§ **Task**: Copy all of the records below verbatim.

§ **Excerpted data**:
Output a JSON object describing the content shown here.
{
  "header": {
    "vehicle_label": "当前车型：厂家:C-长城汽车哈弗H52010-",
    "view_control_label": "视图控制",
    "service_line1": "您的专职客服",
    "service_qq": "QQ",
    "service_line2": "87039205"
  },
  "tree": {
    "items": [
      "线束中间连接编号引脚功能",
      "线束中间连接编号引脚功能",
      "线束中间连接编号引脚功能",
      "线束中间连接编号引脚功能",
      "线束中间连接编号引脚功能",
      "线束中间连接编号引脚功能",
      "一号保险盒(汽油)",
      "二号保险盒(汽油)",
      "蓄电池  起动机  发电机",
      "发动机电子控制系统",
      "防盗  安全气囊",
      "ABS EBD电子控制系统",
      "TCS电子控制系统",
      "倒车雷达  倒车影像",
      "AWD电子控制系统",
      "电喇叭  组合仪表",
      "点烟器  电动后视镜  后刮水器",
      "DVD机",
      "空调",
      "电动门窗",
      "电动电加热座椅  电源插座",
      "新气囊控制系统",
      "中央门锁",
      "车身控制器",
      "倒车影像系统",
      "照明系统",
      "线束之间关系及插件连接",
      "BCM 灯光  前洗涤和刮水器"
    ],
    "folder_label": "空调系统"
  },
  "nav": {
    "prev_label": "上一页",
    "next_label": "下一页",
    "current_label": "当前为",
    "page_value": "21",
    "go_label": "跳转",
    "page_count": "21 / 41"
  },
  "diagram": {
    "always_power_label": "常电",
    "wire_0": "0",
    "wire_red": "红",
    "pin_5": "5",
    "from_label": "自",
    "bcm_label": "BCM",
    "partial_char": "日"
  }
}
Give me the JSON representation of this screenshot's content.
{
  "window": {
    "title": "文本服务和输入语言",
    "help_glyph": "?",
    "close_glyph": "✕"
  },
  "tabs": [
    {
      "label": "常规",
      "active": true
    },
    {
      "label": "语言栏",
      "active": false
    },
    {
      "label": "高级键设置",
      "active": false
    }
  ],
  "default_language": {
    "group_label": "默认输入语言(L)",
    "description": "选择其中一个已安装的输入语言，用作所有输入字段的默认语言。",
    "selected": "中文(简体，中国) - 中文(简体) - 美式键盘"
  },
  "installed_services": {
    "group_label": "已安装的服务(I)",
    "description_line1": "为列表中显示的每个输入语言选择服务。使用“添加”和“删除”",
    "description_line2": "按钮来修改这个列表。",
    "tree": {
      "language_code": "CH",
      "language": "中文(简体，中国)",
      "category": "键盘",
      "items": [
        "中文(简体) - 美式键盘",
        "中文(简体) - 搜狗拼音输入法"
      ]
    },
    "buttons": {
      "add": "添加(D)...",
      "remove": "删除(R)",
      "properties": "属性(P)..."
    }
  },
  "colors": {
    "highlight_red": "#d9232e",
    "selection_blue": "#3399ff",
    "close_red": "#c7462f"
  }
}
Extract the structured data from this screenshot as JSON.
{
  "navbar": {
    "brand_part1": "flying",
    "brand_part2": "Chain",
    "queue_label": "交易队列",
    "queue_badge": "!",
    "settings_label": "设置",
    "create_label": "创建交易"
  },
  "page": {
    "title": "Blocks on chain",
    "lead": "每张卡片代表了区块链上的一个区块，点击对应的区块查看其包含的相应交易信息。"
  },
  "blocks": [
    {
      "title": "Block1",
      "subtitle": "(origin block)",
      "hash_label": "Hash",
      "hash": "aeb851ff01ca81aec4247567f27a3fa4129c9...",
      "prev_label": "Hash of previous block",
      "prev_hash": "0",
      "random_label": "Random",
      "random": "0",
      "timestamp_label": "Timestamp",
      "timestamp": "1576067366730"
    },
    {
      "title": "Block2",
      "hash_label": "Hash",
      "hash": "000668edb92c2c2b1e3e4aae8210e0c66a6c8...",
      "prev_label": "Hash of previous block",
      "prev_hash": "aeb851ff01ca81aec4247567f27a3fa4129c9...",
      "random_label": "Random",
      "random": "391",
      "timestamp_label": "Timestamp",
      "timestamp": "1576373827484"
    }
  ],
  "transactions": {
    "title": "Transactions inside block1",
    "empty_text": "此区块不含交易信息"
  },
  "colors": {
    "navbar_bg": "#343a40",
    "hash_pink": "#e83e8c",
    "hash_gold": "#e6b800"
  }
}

§ **Exercise response**:
Output a JSON object describing the content shown here.
{
  "header": {
    "vehicle_label": "当前车型：厂家:C-长城汽车哈弗H52010-",
    "view_control_label": "视图控制",
    "service_line1": "您的专职客服",
    "service_qq": "QQ",
    "service_line2": "87039205"
  },
  "tree": {
    "items": [
      "线束中间连接编号引脚功能",
      "线束中间连接编号引脚功能",
      "线束中间连接编号引脚功能",
      "线束中间连接编号引脚功能",
      "线束中间连接编号引脚功能",
      "线束中间连接编号引脚功能",
      "一号保险盒(汽油)",
      "二号保险盒(汽油)",
      "蓄电池  起动机  发电机",
      "发动机电子控制系统",
      "防盗  安全气囊",
      "ABS EBD电子控制系统",
      "TCS电子控制系统",
      "倒车雷达  倒车影像",
      "AWD电子控制系统",
      "电喇叭  组合仪表",
      "点烟器  电动后视镜  后刮水器",
      "DVD机",
      "空调",
      "电动门窗",
      "电动电加热座椅  电源插座",
      "新气囊控制系统",
      "中央门锁",
      "车身控制器",
      "倒车影像系统",
      "照明系统",
      "线束之间关系及插件连接",
      "BCM 灯光  前洗涤和刮水器"
    ],
    "folder_label": "空调系统"
  },
  "nav": {
    "prev_label": "上一页",
    "next_label": "下一页",
    "current_label": "当前为",
    "page_value": "21",
    "go_label": "跳转",
    "page_count": "21 / 41"
  },
  "diagram": {
    "always_power_label": "常电",
    "wire_0": "0",
    "wire_red": "红",
    "pin_5": "5",
    "from_label": "自",
    "bcm_label": "BCM",
    "partial_char": "日"
  }
}
Give me the JSON representation of this screenshot's content.
{
  "window": {
    "title": "文本服务和输入语言",
    "help_glyph": "?",
    "close_glyph": "✕"
  },
  "tabs": [
    {
      "label": "常规",
      "active": true
    },
    {
      "label": "语言栏",
      "active": false
    },
    {
      "label": "高级键设置",
      "active": false
    }
  ],
  "default_language": {
    "group_label": "默认输入语言(L)",
    "description": "选择其中一个已安装的输入语言，用作所有输入字段的默认语言。",
    "selected": "中文(简体，中国) - 中文(简体) - 美式键盘"
  },
  "installed_services": {
    "group_label": "已安装的服务(I)",
    "description_line1": "为列表中显示的每个输入语言选择服务。使用“添加”和“删除”",
    "description_line2": "按钮来修改这个列表。",
    "tree": {
      "language_code": "CH",
      "language": "中文(简体，中国)",
      "category": "键盘",
      "items": [
        "中文(简体) - 美式键盘",
        "中文(简体) - 搜狗拼音输入法"
      ]
    },
    "buttons": {
      "add": "添加(D)...",
      "remove": "删除(R)",
      "properties": "属性(P)..."
    }
  },
  "colors": {
    "highlight_red": "#d9232e",
    "selection_blue": "#3399ff",
    "close_red": "#c7462f"
  }
}
Extract the structured data from this screenshot as JSON.
{
  "navbar": {
    "brand_part1": "flying",
    "brand_part2": "Chain",
    "queue_label": "交易队列",
    "queue_badge": "!",
    "settings_label": "设置",
    "create_label": "创建交易"
  },
  "page": {
    "title": "Blocks on chain",
    "lead": "每张卡片代表了区块链上的一个区块，点击对应的区块查看其包含的相应交易信息。"
  },
  "blocks": [
    {
      "title": "Block1",
      "subtitle": "(origin block)",
      "hash_label": "Hash",
      "hash": "aeb851ff01ca81aec4247567f27a3fa4129c9...",
      "prev_label": "Hash of previous block",
      "prev_hash": "0",
      "random_label": "Random",
      "random": "0",
      "timestamp_label": "Timestamp",
      "timestamp": "1576067366730"
    },
    {
      "title": "Block2",
      "hash_label": "Hash",
      "hash": "000668edb92c2c2b1e3e4aae8210e0c66a6c8...",
      "prev_label": "Hash of previous block",
      "prev_hash": "aeb851ff01ca81aec4247567f27a3fa4129c9...",
      "random_label": "Random",
      "random": "391",
      "timestamp_label": "Timestamp",
      "timestamp": "1576373827484"
    }
  ],
  "transactions": {
    "title": "Transactions inside block1",
    "empty_text": "此区块不含交易信息"
  },
  "colors": {
    "navbar_bg": "#343a40",
    "hash_pink": "#e83e8c",
    "hash_gold": "#e6b800"
  }
}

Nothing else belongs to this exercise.